GIVEN TASK
Copy every entry exactly as given, minus the images.

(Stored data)
* Begin *
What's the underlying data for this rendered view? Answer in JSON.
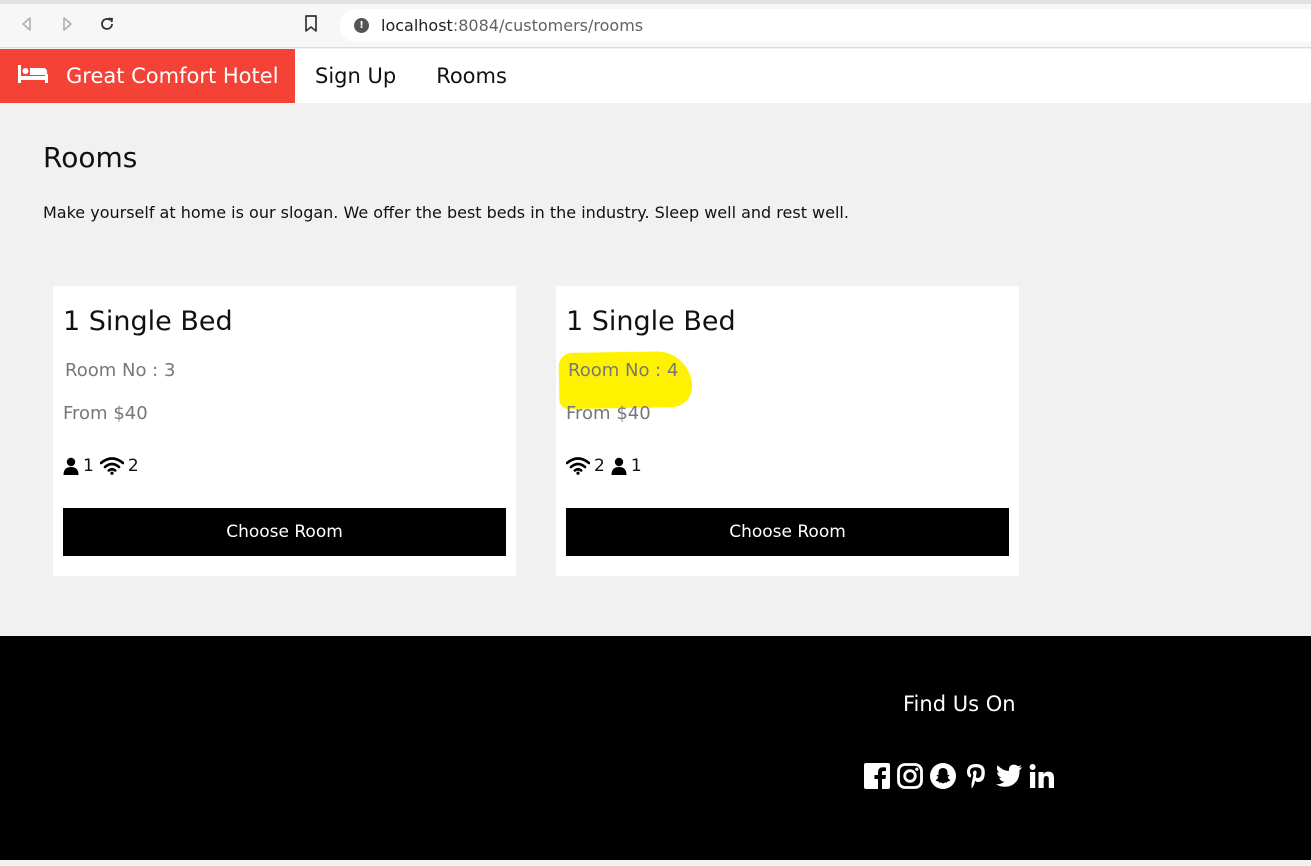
{
  "browser": {
    "url_host": "localhost",
    "url_rest": ":8084/customers/rooms"
  },
  "navbar": {
    "brand_label": "Great Comfort Hotel",
    "links": [
      {
        "label": "Sign Up"
      },
      {
        "label": "Rooms"
      }
    ]
  },
  "main": {
    "title": "Rooms",
    "slogan": "Make yourself at home is our slogan. We offer the best beds in the industry. Sleep well and rest well."
  },
  "rooms": [
    {
      "title": "1 Single Bed",
      "room_no": "Room No : 3",
      "price": "From $40",
      "features": [
        {
          "icon": "user-icon",
          "count": "1"
        },
        {
          "icon": "wifi-icon",
          "count": "2"
        }
      ],
      "button_label": "Choose Room"
    },
    {
      "title": "1 Single Bed",
      "room_no": "Room No : 4",
      "price": "From $40",
      "features": [
        {
          "icon": "wifi-icon",
          "count": "2"
        },
        {
          "icon": "user-icon",
          "count": "1"
        }
      ],
      "button_label": "Choose Room",
      "highlighted": true
    }
  ],
  "footer": {
    "title": "Find Us On",
    "social": [
      "facebook-icon",
      "instagram-icon",
      "snapchat-icon",
      "pinterest-icon",
      "twitter-icon",
      "linkedin-icon"
    ]
  },
  "colors": {
    "brand": "#f44336",
    "highlight": "#fff200",
    "button": "#000000",
    "footer": "#000000"
  }
}
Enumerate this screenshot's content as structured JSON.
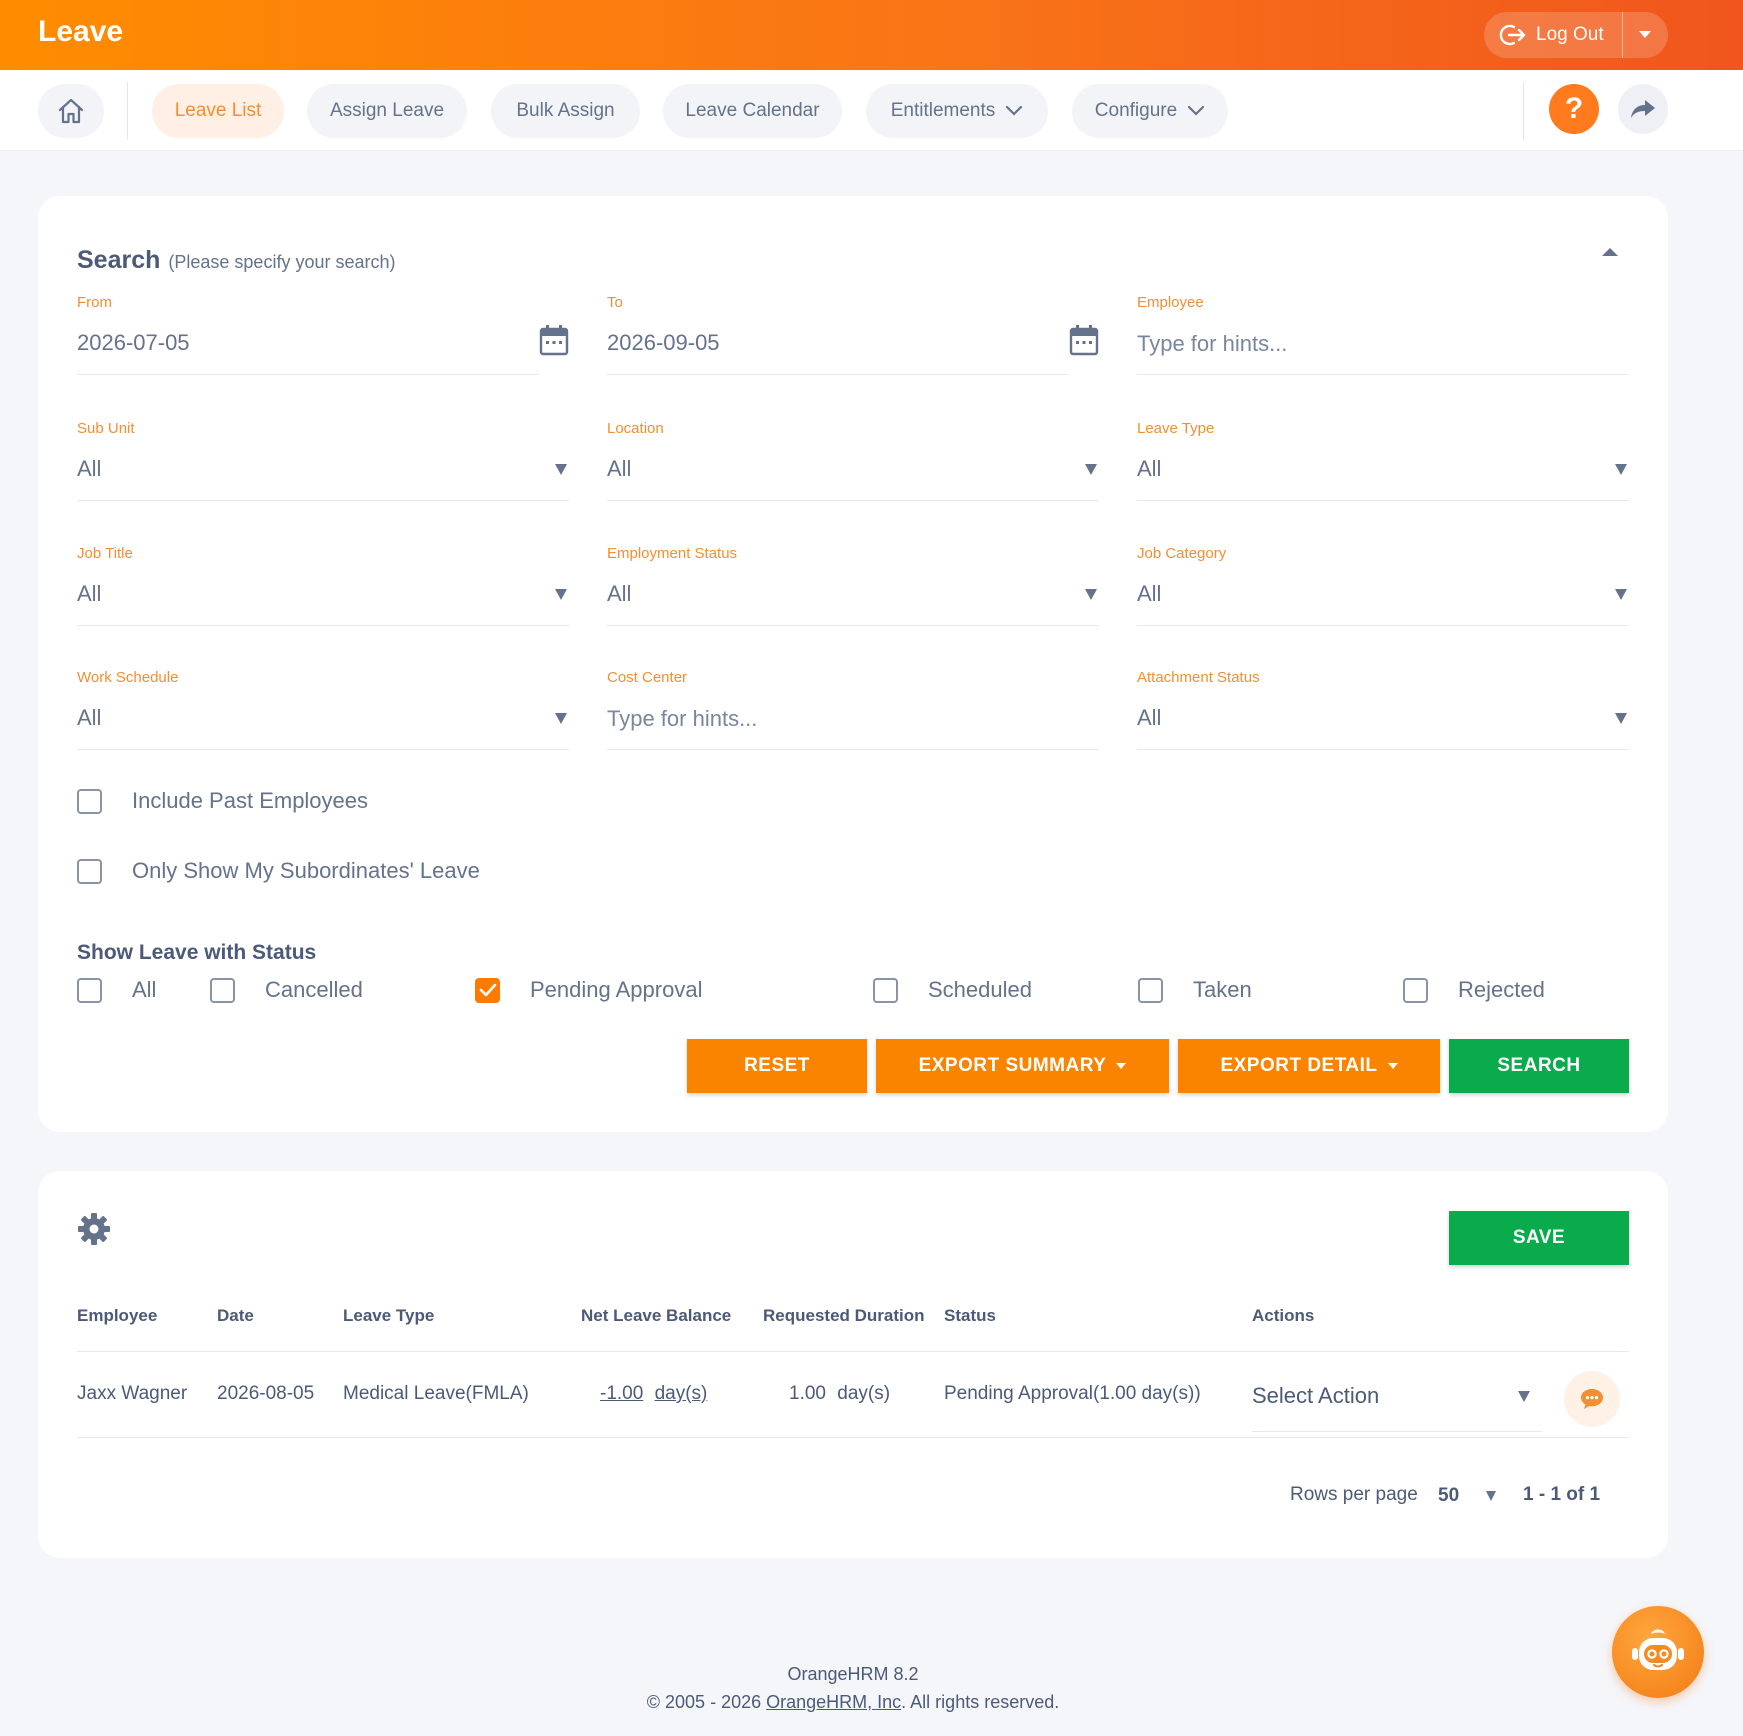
{
  "topbar": {
    "title": "Leave",
    "logout_label": "Log Out"
  },
  "nav": {
    "items": [
      {
        "label": "Leave List",
        "active": true
      },
      {
        "label": "Assign Leave"
      },
      {
        "label": "Bulk Assign"
      },
      {
        "label": "Leave Calendar"
      },
      {
        "label": "Entitlements",
        "dropdown": true
      },
      {
        "label": "Configure",
        "dropdown": true
      }
    ],
    "help_symbol": "?"
  },
  "search": {
    "title": "Search",
    "subtitle": "(Please specify your search)",
    "fields": {
      "from": {
        "label": "From",
        "value": "2026-07-05"
      },
      "to": {
        "label": "To",
        "value": "2026-09-05"
      },
      "employee": {
        "label": "Employee",
        "placeholder": "Type for hints..."
      },
      "sub_unit": {
        "label": "Sub Unit",
        "value": "All"
      },
      "location": {
        "label": "Location",
        "value": "All"
      },
      "leave_type": {
        "label": "Leave Type",
        "value": "All"
      },
      "job_title": {
        "label": "Job Title",
        "value": "All"
      },
      "employment_status": {
        "label": "Employment Status",
        "value": "All"
      },
      "job_category": {
        "label": "Job Category",
        "value": "All"
      },
      "work_schedule": {
        "label": "Work Schedule",
        "value": "All"
      },
      "cost_center": {
        "label": "Cost Center",
        "placeholder": "Type for hints..."
      },
      "attachment_status": {
        "label": "Attachment Status",
        "value": "All"
      }
    },
    "include_past_label": "Include Past Employees",
    "only_subordinates_label": "Only Show My Subordinates' Leave",
    "status_heading": "Show Leave with Status",
    "statuses": [
      {
        "label": "All",
        "checked": false
      },
      {
        "label": "Cancelled",
        "checked": false
      },
      {
        "label": "Pending Approval",
        "checked": true
      },
      {
        "label": "Scheduled",
        "checked": false
      },
      {
        "label": "Taken",
        "checked": false
      },
      {
        "label": "Rejected",
        "checked": false
      }
    ],
    "buttons": {
      "reset": "RESET",
      "export_summary": "EXPORT SUMMARY",
      "export_detail": "EXPORT DETAIL",
      "search": "SEARCH"
    }
  },
  "results": {
    "save_label": "SAVE",
    "columns": [
      "Employee",
      "Date",
      "Leave Type",
      "Net Leave Balance",
      "Requested Duration",
      "Status",
      "Actions"
    ],
    "rows": [
      {
        "employee": "Jaxx Wagner",
        "date": "2026-08-05",
        "leave_type": "Medical Leave(FMLA)",
        "net_balance": "-1.00",
        "net_balance_unit": "day(s)",
        "requested": "1.00",
        "requested_unit": "day(s)",
        "status": "Pending Approval(1.00 day(s))",
        "action": "Select Action"
      }
    ],
    "rows_per_page_label": "Rows per page",
    "rows_per_page": "50",
    "range": "1 - 1 of 1"
  },
  "footer": {
    "version": "OrangeHRM 8.2",
    "copyright_prefix": "© 2005 - 2026 ",
    "company": "OrangeHRM, Inc",
    "copyright_suffix": ". All rights reserved."
  },
  "colors": {
    "brand_orange": "#ff7b1d",
    "accent_green": "#0aab4c",
    "label_orange": "#f28f33"
  },
  "icons": [
    "logout-icon",
    "home-icon",
    "help-icon",
    "share-icon",
    "calendar-icon",
    "gear-icon",
    "comment-icon",
    "assistant-bot-icon"
  ]
}
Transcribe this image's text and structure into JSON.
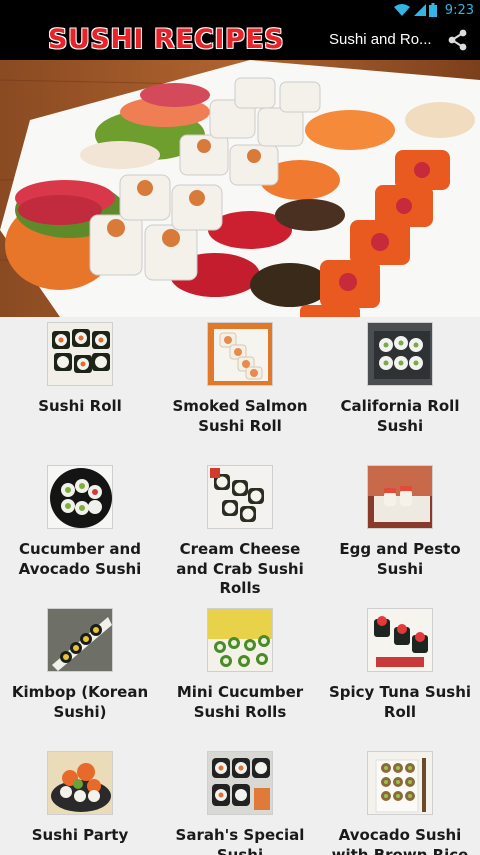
{
  "status_bar": {
    "time": "9:23",
    "icons": [
      "wifi-icon",
      "signal-icon",
      "battery-icon"
    ],
    "accent_color": "#33b5e5"
  },
  "action_bar": {
    "title": "SUSHI RECIPES",
    "subtitle": "Sushi and Ro...",
    "share_icon": "share-icon",
    "title_color": "#e8242a"
  },
  "recipes": [
    {
      "label": "Sushi Roll",
      "thumb": "sushi-roll"
    },
    {
      "label": "Smoked Salmon Sushi Roll",
      "thumb": "smoked-salmon"
    },
    {
      "label": "California Roll Sushi",
      "thumb": "california-roll"
    },
    {
      "label": "Cucumber and Avocado Sushi",
      "thumb": "cucumber-avocado"
    },
    {
      "label": "Cream Cheese and Crab Sushi Rolls",
      "thumb": "cream-cheese-crab"
    },
    {
      "label": "Egg and Pesto Sushi",
      "thumb": "egg-pesto"
    },
    {
      "label": "Kimbop (Korean Sushi)",
      "thumb": "kimbop"
    },
    {
      "label": "Mini Cucumber Sushi Rolls",
      "thumb": "mini-cucumber"
    },
    {
      "label": "Spicy Tuna Sushi Roll",
      "thumb": "spicy-tuna"
    },
    {
      "label": "Sushi Party",
      "thumb": "sushi-party"
    },
    {
      "label": "Sarah's Special Sushi",
      "thumb": "sarahs-special"
    },
    {
      "label": "Avocado Sushi with Brown Rice",
      "thumb": "avocado-brown-rice"
    }
  ]
}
* End *
PROBLEM SOLUTION
What's the underlying data for this rendered view? Answer in JSON.
{
  "browser": {
    "url_host": "localhost",
    "url_rest": ":8084/customers/rooms"
  },
  "navbar": {
    "brand_label": "Great Comfort Hotel",
    "links": [
      {
        "label": "Sign Up"
      },
      {
        "label": "Rooms"
      }
    ]
  },
  "main": {
    "title": "Rooms",
    "slogan": "Make yourself at home is our slogan. We offer the best beds in the industry. Sleep well and rest well."
  },
  "rooms": [
    {
      "title": "1 Single Bed",
      "room_no": "Room No : 3",
      "price": "From $40",
      "features": [
        {
          "icon": "user-icon",
          "count": "1"
        },
        {
          "icon": "wifi-icon",
          "count": "2"
        }
      ],
      "button_label": "Choose Room"
    },
    {
      "title": "1 Single Bed",
      "room_no": "Room No : 4",
      "price": "From $40",
      "features": [
        {
          "icon": "wifi-icon",
          "count": "2"
        },
        {
          "icon": "user-icon",
          "count": "1"
        }
      ],
      "button_label": "Choose Room",
      "highlighted": true
    }
  ],
  "footer": {
    "title": "Find Us On",
    "social": [
      "facebook-icon",
      "instagram-icon",
      "snapchat-icon",
      "pinterest-icon",
      "twitter-icon",
      "linkedin-icon"
    ]
  },
  "colors": {
    "brand": "#f44336",
    "highlight": "#fff200",
    "button": "#000000",
    "footer": "#000000"
  }
}
Enumerate this screenshot's content as structured JSON.
{
  "topbar": {
    "title": "Leave",
    "logout_label": "Log Out"
  },
  "nav": {
    "items": [
      {
        "label": "Leave List",
        "active": true
      },
      {
        "label": "Assign Leave"
      },
      {
        "label": "Bulk Assign"
      },
      {
        "label": "Leave Calendar"
      },
      {
        "label": "Entitlements",
        "dropdown": true
      },
      {
        "label": "Configure",
        "dropdown": true
      }
    ],
    "help_symbol": "?"
  },
  "search": {
    "title": "Search",
    "subtitle": "(Please specify your search)",
    "fields": {
      "from": {
        "label": "From",
        "value": "2026-07-05"
      },
      "to": {
        "label": "To",
        "value": "2026-09-05"
      },
      "employee": {
        "label": "Employee",
        "placeholder": "Type for hints..."
      },
      "sub_unit": {
        "label": "Sub Unit",
        "value": "All"
      },
      "location": {
        "label": "Location",
        "value": "All"
      },
      "leave_type": {
        "label": "Leave Type",
        "value": "All"
      },
      "job_title": {
        "label": "Job Title",
        "value": "All"
      },
      "employment_status": {
        "label": "Employment Status",
        "value": "All"
      },
      "job_category": {
        "label": "Job Category",
        "value": "All"
      },
      "work_schedule": {
        "label": "Work Schedule",
        "value": "All"
      },
      "cost_center": {
        "label": "Cost Center",
        "placeholder": "Type for hints..."
      },
      "attachment_status": {
        "label": "Attachment Status",
        "value": "All"
      }
    },
    "include_past_label": "Include Past Employees",
    "only_subordinates_label": "Only Show My Subordinates' Leave",
    "status_heading": "Show Leave with Status",
    "statuses": [
      {
        "label": "All",
        "checked": false
      },
      {
        "label": "Cancelled",
        "checked": false
      },
      {
        "label": "Pending Approval",
        "checked": true
      },
      {
        "label": "Scheduled",
        "checked": false
      },
      {
        "label": "Taken",
        "checked": false
      },
      {
        "label": "Rejected",
        "checked": false
      }
    ],
    "buttons": {
      "reset": "RESET",
      "export_summary": "EXPORT SUMMARY",
      "export_detail": "EXPORT DETAIL",
      "search": "SEARCH"
    }
  },
  "results": {
    "save_label": "SAVE",
    "columns": [
      "Employee",
      "Date",
      "Leave Type",
      "Net Leave Balance",
      "Requested Duration",
      "Status",
      "Actions"
    ],
    "rows": [
      {
        "employee": "Jaxx Wagner",
        "date": "2026-08-05",
        "leave_type": "Medical Leave(FMLA)",
        "net_balance": "-1.00",
        "net_balance_unit": "day(s)",
        "requested": "1.00",
        "requested_unit": "day(s)",
        "status": "Pending Approval(1.00 day(s))",
        "action": "Select Action"
      }
    ],
    "rows_per_page_label": "Rows per page",
    "rows_per_page": "50",
    "range": "1 - 1 of 1"
  },
  "footer": {
    "version": "OrangeHRM 8.2",
    "copyright_prefix": "© 2005 - 2026 ",
    "company": "OrangeHRM, Inc",
    "copyright_suffix": ". All rights reserved."
  },
  "colors": {
    "brand_orange": "#ff7b1d",
    "accent_green": "#0aab4c",
    "label_orange": "#f28f33"
  },
  "icons": [
    "logout-icon",
    "home-icon",
    "help-icon",
    "share-icon",
    "calendar-icon",
    "gear-icon",
    "comment-icon",
    "assistant-bot-icon"
  ]
}
Transcribe this image's text and structure into JSON.
{
  "status_bar": {
    "time": "9:23",
    "icons": [
      "wifi-icon",
      "signal-icon",
      "battery-icon"
    ],
    "accent_color": "#33b5e5"
  },
  "action_bar": {
    "title": "SUSHI RECIPES",
    "subtitle": "Sushi and Ro...",
    "share_icon": "share-icon",
    "title_color": "#e8242a"
  },
  "recipes": [
    {
      "label": "Sushi Roll",
      "thumb": "sushi-roll"
    },
    {
      "label": "Smoked Salmon Sushi Roll",
      "thumb": "smoked-salmon"
    },
    {
      "label": "California Roll Sushi",
      "thumb": "california-roll"
    },
    {
      "label": "Cucumber and Avocado Sushi",
      "thumb": "cucumber-avocado"
    },
    {
      "label": "Cream Cheese and Crab Sushi Rolls",
      "thumb": "cream-cheese-crab"
    },
    {
      "label": "Egg and Pesto Sushi",
      "thumb": "egg-pesto"
    },
    {
      "label": "Kimbop (Korean Sushi)",
      "thumb": "kimbop"
    },
    {
      "label": "Mini Cucumber Sushi Rolls",
      "thumb": "mini-cucumber"
    },
    {
      "label": "Spicy Tuna Sushi Roll",
      "thumb": "spicy-tuna"
    },
    {
      "label": "Sushi Party",
      "thumb": "sushi-party"
    },
    {
      "label": "Sarah's Special Sushi",
      "thumb": "sarahs-special"
    },
    {
      "label": "Avocado Sushi with Brown Rice",
      "thumb": "avocado-brown-rice"
    }
  ]
}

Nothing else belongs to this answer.